WHAT IS NEEDED: From the entries provided below, copy each line that contains the word "JSON".

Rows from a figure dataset
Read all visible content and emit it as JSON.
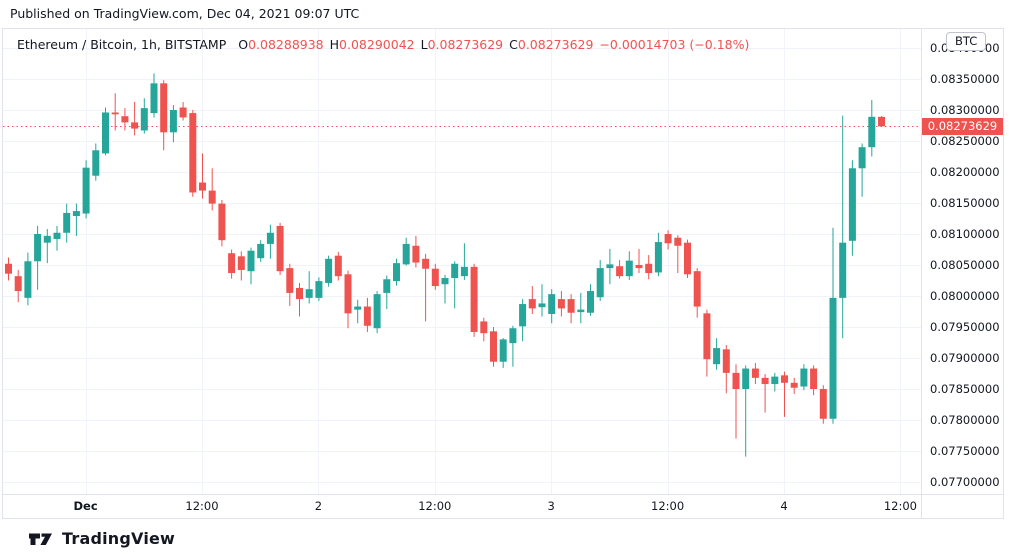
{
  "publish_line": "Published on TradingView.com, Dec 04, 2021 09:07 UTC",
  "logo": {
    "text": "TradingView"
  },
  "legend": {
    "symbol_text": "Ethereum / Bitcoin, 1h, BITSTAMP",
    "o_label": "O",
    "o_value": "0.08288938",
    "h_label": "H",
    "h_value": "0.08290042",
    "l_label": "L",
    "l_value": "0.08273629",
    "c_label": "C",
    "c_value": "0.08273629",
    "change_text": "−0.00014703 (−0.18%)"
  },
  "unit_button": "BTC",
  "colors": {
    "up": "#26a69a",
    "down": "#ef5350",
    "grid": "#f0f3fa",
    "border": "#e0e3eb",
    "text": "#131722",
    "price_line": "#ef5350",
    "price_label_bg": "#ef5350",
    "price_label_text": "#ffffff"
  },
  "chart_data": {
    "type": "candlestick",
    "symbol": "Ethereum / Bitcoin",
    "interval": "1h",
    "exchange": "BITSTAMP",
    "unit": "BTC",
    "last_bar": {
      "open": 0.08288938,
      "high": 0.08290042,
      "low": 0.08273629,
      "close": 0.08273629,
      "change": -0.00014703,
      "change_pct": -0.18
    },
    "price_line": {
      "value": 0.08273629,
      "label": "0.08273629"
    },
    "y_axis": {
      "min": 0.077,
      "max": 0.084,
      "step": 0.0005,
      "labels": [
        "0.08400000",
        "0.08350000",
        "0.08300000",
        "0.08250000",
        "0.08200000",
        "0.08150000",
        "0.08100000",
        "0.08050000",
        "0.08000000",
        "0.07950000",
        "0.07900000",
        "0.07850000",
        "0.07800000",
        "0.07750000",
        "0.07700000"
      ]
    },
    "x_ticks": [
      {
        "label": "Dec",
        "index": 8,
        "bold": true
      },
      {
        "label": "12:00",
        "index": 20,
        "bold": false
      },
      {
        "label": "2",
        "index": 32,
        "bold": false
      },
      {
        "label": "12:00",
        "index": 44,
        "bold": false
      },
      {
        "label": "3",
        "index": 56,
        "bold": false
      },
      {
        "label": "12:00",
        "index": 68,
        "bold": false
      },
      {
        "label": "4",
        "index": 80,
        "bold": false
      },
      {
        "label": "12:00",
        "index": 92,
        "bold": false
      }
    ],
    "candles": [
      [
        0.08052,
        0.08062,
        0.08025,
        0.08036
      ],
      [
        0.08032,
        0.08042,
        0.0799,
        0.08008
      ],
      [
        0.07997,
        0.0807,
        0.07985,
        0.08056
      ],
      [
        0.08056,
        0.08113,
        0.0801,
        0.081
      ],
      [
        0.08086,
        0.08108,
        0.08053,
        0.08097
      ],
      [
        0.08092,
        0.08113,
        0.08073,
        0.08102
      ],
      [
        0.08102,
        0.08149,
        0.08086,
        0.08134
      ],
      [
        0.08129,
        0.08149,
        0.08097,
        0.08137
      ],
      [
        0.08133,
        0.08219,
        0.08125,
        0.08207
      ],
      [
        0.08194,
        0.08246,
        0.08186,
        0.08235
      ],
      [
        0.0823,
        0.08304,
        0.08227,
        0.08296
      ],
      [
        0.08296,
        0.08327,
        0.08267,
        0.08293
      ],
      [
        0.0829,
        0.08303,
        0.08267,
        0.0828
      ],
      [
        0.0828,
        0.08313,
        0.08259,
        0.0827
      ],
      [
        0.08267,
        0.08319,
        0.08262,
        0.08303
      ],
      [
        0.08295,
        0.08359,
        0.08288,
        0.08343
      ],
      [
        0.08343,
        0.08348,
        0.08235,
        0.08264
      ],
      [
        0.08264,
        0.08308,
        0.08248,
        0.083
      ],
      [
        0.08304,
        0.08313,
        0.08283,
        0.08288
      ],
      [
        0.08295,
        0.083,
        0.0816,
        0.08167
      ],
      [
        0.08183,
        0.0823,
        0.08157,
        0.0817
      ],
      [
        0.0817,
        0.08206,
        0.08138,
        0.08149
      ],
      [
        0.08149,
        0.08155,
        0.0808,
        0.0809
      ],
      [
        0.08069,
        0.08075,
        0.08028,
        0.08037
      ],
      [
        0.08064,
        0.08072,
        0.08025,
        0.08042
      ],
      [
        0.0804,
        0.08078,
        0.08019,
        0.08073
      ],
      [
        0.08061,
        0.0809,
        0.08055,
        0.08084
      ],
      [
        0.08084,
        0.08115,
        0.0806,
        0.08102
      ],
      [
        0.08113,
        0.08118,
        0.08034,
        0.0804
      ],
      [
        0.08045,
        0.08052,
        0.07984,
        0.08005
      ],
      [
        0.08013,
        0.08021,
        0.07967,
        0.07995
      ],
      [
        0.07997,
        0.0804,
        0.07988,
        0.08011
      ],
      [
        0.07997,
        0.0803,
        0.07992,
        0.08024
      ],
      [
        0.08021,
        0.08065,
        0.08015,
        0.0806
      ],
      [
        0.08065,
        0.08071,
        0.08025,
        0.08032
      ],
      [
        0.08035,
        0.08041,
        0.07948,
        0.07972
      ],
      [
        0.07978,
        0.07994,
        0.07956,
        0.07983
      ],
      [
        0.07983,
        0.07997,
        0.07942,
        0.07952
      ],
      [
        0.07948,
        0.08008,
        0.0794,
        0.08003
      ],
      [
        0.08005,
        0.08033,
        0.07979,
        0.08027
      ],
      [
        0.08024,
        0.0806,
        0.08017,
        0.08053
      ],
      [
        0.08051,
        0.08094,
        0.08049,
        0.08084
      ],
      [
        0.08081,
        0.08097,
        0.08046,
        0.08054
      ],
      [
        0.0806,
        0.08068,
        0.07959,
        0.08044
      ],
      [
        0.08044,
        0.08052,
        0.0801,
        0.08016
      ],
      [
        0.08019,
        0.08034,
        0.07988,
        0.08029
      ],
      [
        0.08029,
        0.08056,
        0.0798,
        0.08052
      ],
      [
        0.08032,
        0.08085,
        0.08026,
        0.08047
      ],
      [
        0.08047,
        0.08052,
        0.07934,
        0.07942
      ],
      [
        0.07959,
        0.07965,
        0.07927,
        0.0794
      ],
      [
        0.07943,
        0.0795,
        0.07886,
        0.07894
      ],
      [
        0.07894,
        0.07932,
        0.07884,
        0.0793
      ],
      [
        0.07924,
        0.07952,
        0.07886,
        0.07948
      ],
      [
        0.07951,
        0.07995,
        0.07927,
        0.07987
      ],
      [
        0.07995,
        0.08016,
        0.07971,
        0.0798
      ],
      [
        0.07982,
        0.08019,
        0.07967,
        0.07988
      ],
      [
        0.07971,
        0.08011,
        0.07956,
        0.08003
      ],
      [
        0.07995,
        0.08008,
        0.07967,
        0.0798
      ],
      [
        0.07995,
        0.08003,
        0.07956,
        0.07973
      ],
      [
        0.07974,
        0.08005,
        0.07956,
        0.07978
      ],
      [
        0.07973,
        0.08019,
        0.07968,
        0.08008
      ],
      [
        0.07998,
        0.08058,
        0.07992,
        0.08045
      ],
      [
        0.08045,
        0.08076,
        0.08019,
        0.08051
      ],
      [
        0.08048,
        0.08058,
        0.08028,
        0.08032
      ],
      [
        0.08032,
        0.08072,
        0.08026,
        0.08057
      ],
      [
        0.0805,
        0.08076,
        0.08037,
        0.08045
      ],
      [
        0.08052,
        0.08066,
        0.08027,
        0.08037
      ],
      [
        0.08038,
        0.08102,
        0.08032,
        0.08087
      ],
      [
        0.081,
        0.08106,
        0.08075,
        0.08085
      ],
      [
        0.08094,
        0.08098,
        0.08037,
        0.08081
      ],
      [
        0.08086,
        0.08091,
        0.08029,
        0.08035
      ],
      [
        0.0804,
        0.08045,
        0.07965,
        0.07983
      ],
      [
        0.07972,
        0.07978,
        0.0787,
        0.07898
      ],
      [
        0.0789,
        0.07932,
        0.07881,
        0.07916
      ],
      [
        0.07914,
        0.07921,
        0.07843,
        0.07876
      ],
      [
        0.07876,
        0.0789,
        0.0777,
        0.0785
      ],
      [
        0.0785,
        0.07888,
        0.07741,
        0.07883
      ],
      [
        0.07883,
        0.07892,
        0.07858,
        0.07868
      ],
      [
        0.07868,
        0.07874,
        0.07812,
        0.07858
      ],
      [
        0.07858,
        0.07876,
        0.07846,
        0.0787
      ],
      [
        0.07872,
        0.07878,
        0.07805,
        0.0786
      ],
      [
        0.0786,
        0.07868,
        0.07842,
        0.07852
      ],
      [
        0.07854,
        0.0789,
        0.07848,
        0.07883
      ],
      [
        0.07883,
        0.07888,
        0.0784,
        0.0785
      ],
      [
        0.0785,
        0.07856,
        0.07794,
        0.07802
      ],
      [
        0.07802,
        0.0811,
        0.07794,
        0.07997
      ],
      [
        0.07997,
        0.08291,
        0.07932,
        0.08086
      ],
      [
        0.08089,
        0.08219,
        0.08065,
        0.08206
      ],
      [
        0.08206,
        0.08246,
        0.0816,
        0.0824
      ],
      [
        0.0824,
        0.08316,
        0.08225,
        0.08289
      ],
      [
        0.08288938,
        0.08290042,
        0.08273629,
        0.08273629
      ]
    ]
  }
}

--

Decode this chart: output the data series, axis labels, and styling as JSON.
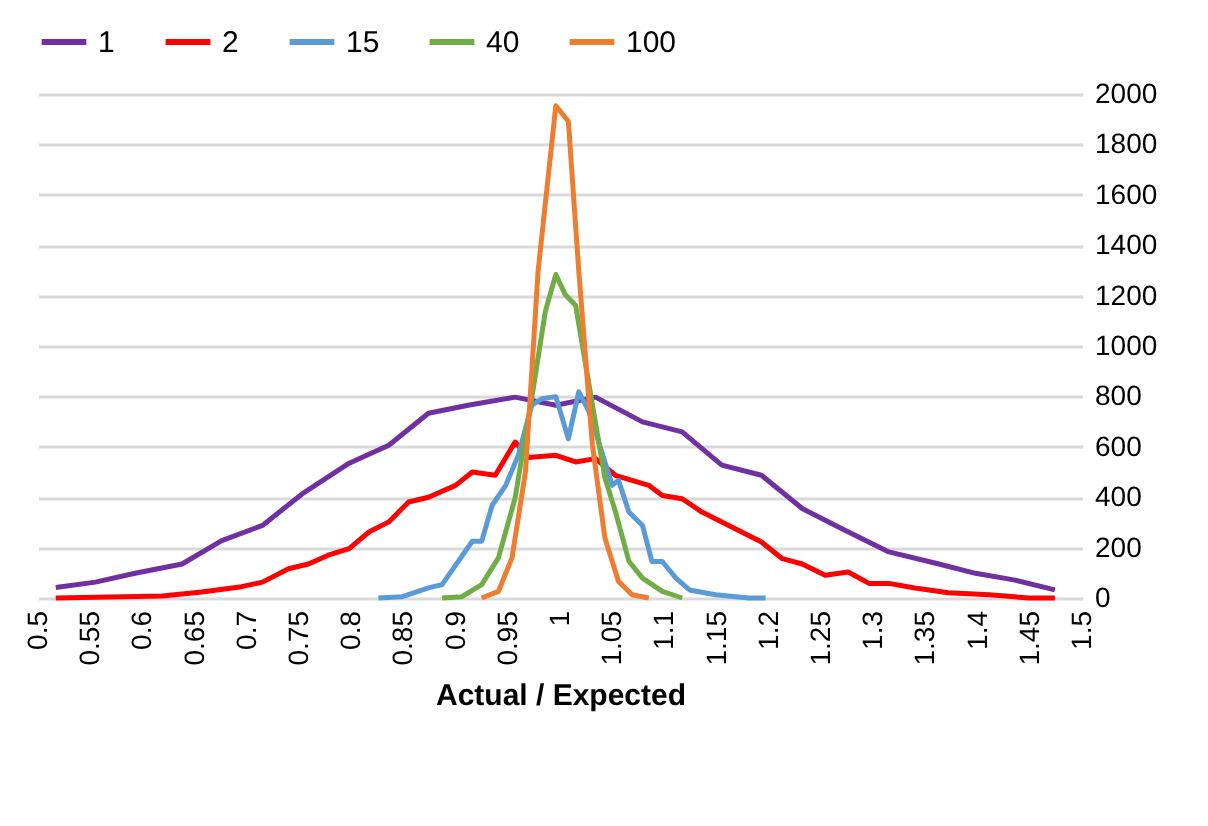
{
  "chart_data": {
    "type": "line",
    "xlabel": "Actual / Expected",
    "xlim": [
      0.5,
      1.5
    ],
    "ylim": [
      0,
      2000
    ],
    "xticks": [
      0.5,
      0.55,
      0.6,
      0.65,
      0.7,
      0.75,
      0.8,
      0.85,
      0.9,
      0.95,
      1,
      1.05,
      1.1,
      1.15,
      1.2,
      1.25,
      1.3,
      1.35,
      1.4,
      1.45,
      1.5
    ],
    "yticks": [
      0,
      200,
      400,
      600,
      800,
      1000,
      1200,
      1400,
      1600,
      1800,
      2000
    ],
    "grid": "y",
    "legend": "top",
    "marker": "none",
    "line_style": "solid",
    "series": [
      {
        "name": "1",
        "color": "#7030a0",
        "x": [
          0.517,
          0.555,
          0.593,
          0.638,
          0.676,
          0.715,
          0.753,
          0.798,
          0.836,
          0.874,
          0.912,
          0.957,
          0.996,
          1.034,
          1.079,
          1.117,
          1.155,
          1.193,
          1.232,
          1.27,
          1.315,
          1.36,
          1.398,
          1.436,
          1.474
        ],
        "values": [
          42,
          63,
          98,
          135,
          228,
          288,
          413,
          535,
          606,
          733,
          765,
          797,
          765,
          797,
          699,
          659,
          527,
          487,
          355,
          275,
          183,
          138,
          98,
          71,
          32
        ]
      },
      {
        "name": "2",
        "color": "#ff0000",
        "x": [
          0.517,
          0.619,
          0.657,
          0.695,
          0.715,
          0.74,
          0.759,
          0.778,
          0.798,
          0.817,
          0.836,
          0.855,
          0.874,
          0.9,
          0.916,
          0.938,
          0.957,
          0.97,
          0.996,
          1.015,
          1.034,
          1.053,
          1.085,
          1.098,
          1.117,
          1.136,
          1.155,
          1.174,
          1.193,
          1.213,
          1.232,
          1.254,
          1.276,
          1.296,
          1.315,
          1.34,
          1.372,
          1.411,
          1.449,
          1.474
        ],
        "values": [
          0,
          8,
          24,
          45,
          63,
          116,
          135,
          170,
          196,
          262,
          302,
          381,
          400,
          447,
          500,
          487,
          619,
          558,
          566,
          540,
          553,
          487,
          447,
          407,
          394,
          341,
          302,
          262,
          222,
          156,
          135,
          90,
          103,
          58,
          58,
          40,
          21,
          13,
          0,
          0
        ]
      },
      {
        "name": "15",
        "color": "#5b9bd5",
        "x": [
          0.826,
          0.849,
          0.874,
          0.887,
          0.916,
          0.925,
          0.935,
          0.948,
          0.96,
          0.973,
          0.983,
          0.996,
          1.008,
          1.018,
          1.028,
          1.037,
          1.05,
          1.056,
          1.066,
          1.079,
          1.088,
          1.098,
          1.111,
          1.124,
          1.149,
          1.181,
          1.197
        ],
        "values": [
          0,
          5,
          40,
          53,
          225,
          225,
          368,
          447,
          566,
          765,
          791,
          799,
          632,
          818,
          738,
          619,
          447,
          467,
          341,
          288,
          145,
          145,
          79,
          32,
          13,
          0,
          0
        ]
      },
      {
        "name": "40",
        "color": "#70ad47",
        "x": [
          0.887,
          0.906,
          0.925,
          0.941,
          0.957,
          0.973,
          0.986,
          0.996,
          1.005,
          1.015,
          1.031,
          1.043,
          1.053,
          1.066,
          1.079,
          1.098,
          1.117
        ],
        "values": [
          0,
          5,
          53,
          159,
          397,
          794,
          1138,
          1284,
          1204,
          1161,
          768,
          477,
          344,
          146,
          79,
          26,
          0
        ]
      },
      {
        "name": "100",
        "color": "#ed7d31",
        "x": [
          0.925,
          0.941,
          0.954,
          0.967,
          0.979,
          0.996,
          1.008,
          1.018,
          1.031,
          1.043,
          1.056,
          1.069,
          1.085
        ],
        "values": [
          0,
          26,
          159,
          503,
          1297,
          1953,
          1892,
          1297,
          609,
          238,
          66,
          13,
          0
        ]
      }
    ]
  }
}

TASK OUTPUT:
Read all visible content and emit it as JSON.
Decode this chart: output the data series, axis labels, and styling as JSON.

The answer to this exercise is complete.